AIM: Below is a listing; reproduce each line of it exactly.

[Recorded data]
○ ○ ○ ○ ○

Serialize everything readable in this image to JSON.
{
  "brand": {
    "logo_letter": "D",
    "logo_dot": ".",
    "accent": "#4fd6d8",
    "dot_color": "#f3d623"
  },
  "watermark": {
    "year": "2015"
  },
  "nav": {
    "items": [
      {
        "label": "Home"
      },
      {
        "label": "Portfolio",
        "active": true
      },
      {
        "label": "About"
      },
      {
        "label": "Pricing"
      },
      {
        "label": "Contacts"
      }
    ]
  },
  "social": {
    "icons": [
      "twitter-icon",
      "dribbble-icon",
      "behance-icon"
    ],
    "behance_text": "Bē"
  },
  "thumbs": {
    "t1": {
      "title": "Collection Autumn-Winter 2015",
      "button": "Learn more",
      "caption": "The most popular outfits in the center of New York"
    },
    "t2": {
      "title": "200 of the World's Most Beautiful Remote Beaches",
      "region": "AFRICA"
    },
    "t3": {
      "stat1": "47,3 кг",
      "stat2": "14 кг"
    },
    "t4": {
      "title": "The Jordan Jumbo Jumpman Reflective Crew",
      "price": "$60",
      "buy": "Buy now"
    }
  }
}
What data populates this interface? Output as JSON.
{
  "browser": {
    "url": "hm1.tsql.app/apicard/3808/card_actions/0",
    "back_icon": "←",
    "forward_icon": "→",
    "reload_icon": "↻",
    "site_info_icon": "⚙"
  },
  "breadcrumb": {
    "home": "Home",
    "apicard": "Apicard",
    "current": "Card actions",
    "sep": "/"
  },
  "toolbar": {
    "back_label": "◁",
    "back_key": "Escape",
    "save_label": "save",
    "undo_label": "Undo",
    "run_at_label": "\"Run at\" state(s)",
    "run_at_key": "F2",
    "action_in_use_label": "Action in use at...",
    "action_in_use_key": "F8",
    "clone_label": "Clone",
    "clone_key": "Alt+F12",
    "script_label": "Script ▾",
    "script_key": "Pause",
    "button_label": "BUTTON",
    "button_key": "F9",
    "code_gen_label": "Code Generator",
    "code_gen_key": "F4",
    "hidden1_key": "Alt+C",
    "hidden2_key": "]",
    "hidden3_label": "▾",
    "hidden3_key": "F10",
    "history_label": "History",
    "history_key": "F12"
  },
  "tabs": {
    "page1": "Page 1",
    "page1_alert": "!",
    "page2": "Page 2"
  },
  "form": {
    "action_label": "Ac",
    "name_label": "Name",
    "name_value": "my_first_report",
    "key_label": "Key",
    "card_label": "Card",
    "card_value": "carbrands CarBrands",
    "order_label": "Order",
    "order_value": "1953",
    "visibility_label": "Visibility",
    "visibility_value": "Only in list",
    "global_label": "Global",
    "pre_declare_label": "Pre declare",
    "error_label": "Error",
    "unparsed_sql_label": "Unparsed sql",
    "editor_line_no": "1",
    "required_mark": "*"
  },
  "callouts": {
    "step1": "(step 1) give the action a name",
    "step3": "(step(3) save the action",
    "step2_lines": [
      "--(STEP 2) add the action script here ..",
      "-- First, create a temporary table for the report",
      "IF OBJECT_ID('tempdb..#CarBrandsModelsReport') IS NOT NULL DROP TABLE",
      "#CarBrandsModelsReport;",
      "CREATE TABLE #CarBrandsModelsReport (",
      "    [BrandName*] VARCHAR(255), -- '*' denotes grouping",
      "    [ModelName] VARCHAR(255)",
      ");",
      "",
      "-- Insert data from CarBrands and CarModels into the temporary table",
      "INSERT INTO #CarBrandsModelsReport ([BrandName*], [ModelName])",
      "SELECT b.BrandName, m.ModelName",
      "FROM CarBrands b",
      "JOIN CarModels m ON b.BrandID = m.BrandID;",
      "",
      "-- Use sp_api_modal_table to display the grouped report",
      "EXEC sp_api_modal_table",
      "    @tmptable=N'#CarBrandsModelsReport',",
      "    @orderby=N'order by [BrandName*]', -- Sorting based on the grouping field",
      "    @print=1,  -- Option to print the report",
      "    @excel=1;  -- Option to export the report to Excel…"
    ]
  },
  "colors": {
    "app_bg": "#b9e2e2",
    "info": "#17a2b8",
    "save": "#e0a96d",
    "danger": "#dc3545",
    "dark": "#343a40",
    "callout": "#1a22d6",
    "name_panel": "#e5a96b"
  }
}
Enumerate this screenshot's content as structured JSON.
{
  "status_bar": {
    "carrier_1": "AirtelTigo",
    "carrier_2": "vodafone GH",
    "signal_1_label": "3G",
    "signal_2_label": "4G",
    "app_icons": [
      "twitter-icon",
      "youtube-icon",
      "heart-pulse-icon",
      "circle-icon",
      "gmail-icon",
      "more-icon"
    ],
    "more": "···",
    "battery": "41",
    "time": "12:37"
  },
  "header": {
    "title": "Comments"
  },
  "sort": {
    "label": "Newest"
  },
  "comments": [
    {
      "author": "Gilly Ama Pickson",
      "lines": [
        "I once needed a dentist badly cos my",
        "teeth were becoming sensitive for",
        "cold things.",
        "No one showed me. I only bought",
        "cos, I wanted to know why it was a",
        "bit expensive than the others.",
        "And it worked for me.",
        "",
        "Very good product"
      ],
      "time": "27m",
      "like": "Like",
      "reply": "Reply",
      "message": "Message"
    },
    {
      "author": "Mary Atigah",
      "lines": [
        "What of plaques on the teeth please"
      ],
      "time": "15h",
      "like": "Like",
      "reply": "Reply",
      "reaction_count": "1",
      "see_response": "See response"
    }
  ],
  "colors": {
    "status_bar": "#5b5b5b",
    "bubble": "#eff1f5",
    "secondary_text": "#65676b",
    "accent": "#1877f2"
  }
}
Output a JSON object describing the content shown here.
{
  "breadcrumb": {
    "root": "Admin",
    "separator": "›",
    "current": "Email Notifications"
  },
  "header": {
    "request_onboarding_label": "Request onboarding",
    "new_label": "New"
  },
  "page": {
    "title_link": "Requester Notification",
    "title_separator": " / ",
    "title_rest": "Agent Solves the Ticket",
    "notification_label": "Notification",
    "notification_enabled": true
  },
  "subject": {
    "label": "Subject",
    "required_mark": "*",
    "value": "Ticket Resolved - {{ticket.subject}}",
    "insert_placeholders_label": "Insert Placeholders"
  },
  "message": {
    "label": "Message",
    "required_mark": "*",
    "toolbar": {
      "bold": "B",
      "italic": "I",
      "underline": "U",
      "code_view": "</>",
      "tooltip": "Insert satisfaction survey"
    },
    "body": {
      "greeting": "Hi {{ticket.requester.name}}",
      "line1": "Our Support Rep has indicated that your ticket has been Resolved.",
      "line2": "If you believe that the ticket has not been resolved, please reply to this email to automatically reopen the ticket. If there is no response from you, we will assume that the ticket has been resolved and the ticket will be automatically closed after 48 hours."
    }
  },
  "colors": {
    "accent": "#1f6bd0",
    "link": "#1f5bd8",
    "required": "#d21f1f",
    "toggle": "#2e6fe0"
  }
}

○ ○ ○ ○ ○

EXPECTED OUTPUT:
Serialize everything readable in this image to JSON.
{
  "brand": {
    "logo_letter": "D",
    "logo_dot": ".",
    "accent": "#4fd6d8",
    "dot_color": "#f3d623"
  },
  "watermark": {
    "year": "2015"
  },
  "nav": {
    "items": [
      {
        "label": "Home"
      },
      {
        "label": "Portfolio",
        "active": true
      },
      {
        "label": "About"
      },
      {
        "label": "Pricing"
      },
      {
        "label": "Contacts"
      }
    ]
  },
  "social": {
    "icons": [
      "twitter-icon",
      "dribbble-icon",
      "behance-icon"
    ],
    "behance_text": "Bē"
  },
  "thumbs": {
    "t1": {
      "title": "Collection Autumn-Winter 2015",
      "button": "Learn more",
      "caption": "The most popular outfits in the center of New York"
    },
    "t2": {
      "title": "200 of the World's Most Beautiful Remote Beaches",
      "region": "AFRICA"
    },
    "t3": {
      "stat1": "47,3 кг",
      "stat2": "14 кг"
    },
    "t4": {
      "title": "The Jordan Jumbo Jumpman Reflective Crew",
      "price": "$60",
      "buy": "Buy now"
    }
  }
}
What data populates this interface? Output as JSON.
{
  "browser": {
    "url": "hm1.tsql.app/apicard/3808/card_actions/0",
    "back_icon": "←",
    "forward_icon": "→",
    "reload_icon": "↻",
    "site_info_icon": "⚙"
  },
  "breadcrumb": {
    "home": "Home",
    "apicard": "Apicard",
    "current": "Card actions",
    "sep": "/"
  },
  "toolbar": {
    "back_label": "◁",
    "back_key": "Escape",
    "save_label": "save",
    "undo_label": "Undo",
    "run_at_label": "\"Run at\" state(s)",
    "run_at_key": "F2",
    "action_in_use_label": "Action in use at...",
    "action_in_use_key": "F8",
    "clone_label": "Clone",
    "clone_key": "Alt+F12",
    "script_label": "Script ▾",
    "script_key": "Pause",
    "button_label": "BUTTON",
    "button_key": "F9",
    "code_gen_label": "Code Generator",
    "code_gen_key": "F4",
    "hidden1_key": "Alt+C",
    "hidden2_key": "]",
    "hidden3_label": "▾",
    "hidden3_key": "F10",
    "history_label": "History",
    "history_key": "F12"
  },
  "tabs": {
    "page1": "Page 1",
    "page1_alert": "!",
    "page2": "Page 2"
  },
  "form": {
    "action_label": "Ac",
    "name_label": "Name",
    "name_value": "my_first_report",
    "key_label": "Key",
    "card_label": "Card",
    "card_value": "carbrands CarBrands",
    "order_label": "Order",
    "order_value": "1953",
    "visibility_label": "Visibility",
    "visibility_value": "Only in list",
    "global_label": "Global",
    "pre_declare_label": "Pre declare",
    "error_label": "Error",
    "unparsed_sql_label": "Unparsed sql",
    "editor_line_no": "1",
    "required_mark": "*"
  },
  "callouts": {
    "step1": "(step 1) give the action a name",
    "step3": "(step(3) save the action",
    "step2_lines": [
      "--(STEP 2) add the action script here ..",
      "-- First, create a temporary table for the report",
      "IF OBJECT_ID('tempdb..#CarBrandsModelsReport') IS NOT NULL DROP TABLE",
      "#CarBrandsModelsReport;",
      "CREATE TABLE #CarBrandsModelsReport (",
      "    [BrandName*] VARCHAR(255), -- '*' denotes grouping",
      "    [ModelName] VARCHAR(255)",
      ");",
      "",
      "-- Insert data from CarBrands and CarModels into the temporary table",
      "INSERT INTO #CarBrandsModelsReport ([BrandName*], [ModelName])",
      "SELECT b.BrandName, m.ModelName",
      "FROM CarBrands b",
      "JOIN CarModels m ON b.BrandID = m.BrandID;",
      "",
      "-- Use sp_api_modal_table to display the grouped report",
      "EXEC sp_api_modal_table",
      "    @tmptable=N'#CarBrandsModelsReport',",
      "    @orderby=N'order by [BrandName*]', -- Sorting based on the grouping field",
      "    @print=1,  -- Option to print the report",
      "    @excel=1;  -- Option to export the report to Excel…"
    ]
  },
  "colors": {
    "app_bg": "#b9e2e2",
    "info": "#17a2b8",
    "save": "#e0a96d",
    "danger": "#dc3545",
    "dark": "#343a40",
    "callout": "#1a22d6",
    "name_panel": "#e5a96b"
  }
}
Enumerate this screenshot's content as structured JSON.
{
  "status_bar": {
    "carrier_1": "AirtelTigo",
    "carrier_2": "vodafone GH",
    "signal_1_label": "3G",
    "signal_2_label": "4G",
    "app_icons": [
      "twitter-icon",
      "youtube-icon",
      "heart-pulse-icon",
      "circle-icon",
      "gmail-icon",
      "more-icon"
    ],
    "more": "···",
    "battery": "41",
    "time": "12:37"
  },
  "header": {
    "title": "Comments"
  },
  "sort": {
    "label": "Newest"
  },
  "comments": [
    {
      "author": "Gilly Ama Pickson",
      "lines": [
        "I once needed a dentist badly cos my",
        "teeth were becoming sensitive for",
        "cold things.",
        "No one showed me. I only bought",
        "cos, I wanted to know why it was a",
        "bit expensive than the others.",
        "And it worked for me.",
        "",
        "Very good product"
      ],
      "time": "27m",
      "like": "Like",
      "reply": "Reply",
      "message": "Message"
    },
    {
      "author": "Mary Atigah",
      "lines": [
        "What of plaques on the teeth please"
      ],
      "time": "15h",
      "like": "Like",
      "reply": "Reply",
      "reaction_count": "1",
      "see_response": "See response"
    }
  ],
  "colors": {
    "status_bar": "#5b5b5b",
    "bubble": "#eff1f5",
    "secondary_text": "#65676b",
    "accent": "#1877f2"
  }
}
Output a JSON object describing the content shown here.
{
  "breadcrumb": {
    "root": "Admin",
    "separator": "›",
    "current": "Email Notifications"
  },
  "header": {
    "request_onboarding_label": "Request onboarding",
    "new_label": "New"
  },
  "page": {
    "title_link": "Requester Notification",
    "title_separator": " / ",
    "title_rest": "Agent Solves the Ticket",
    "notification_label": "Notification",
    "notification_enabled": true
  },
  "subject": {
    "label": "Subject",
    "required_mark": "*",
    "value": "Ticket Resolved - {{ticket.subject}}",
    "insert_placeholders_label": "Insert Placeholders"
  },
  "message": {
    "label": "Message",
    "required_mark": "*",
    "toolbar": {
      "bold": "B",
      "italic": "I",
      "underline": "U",
      "code_view": "</>",
      "tooltip": "Insert satisfaction survey"
    },
    "body": {
      "greeting": "Hi {{ticket.requester.name}}",
      "line1": "Our Support Rep has indicated that your ticket has been Resolved.",
      "line2": "If you believe that the ticket has not been resolved, please reply to this email to automatically reopen the ticket. If there is no response from you, we will assume that the ticket has been resolved and the ticket will be automatically closed after 48 hours."
    }
  },
  "colors": {
    "accent": "#1f6bd0",
    "link": "#1f5bd8",
    "required": "#d21f1f",
    "toggle": "#2e6fe0"
  }
}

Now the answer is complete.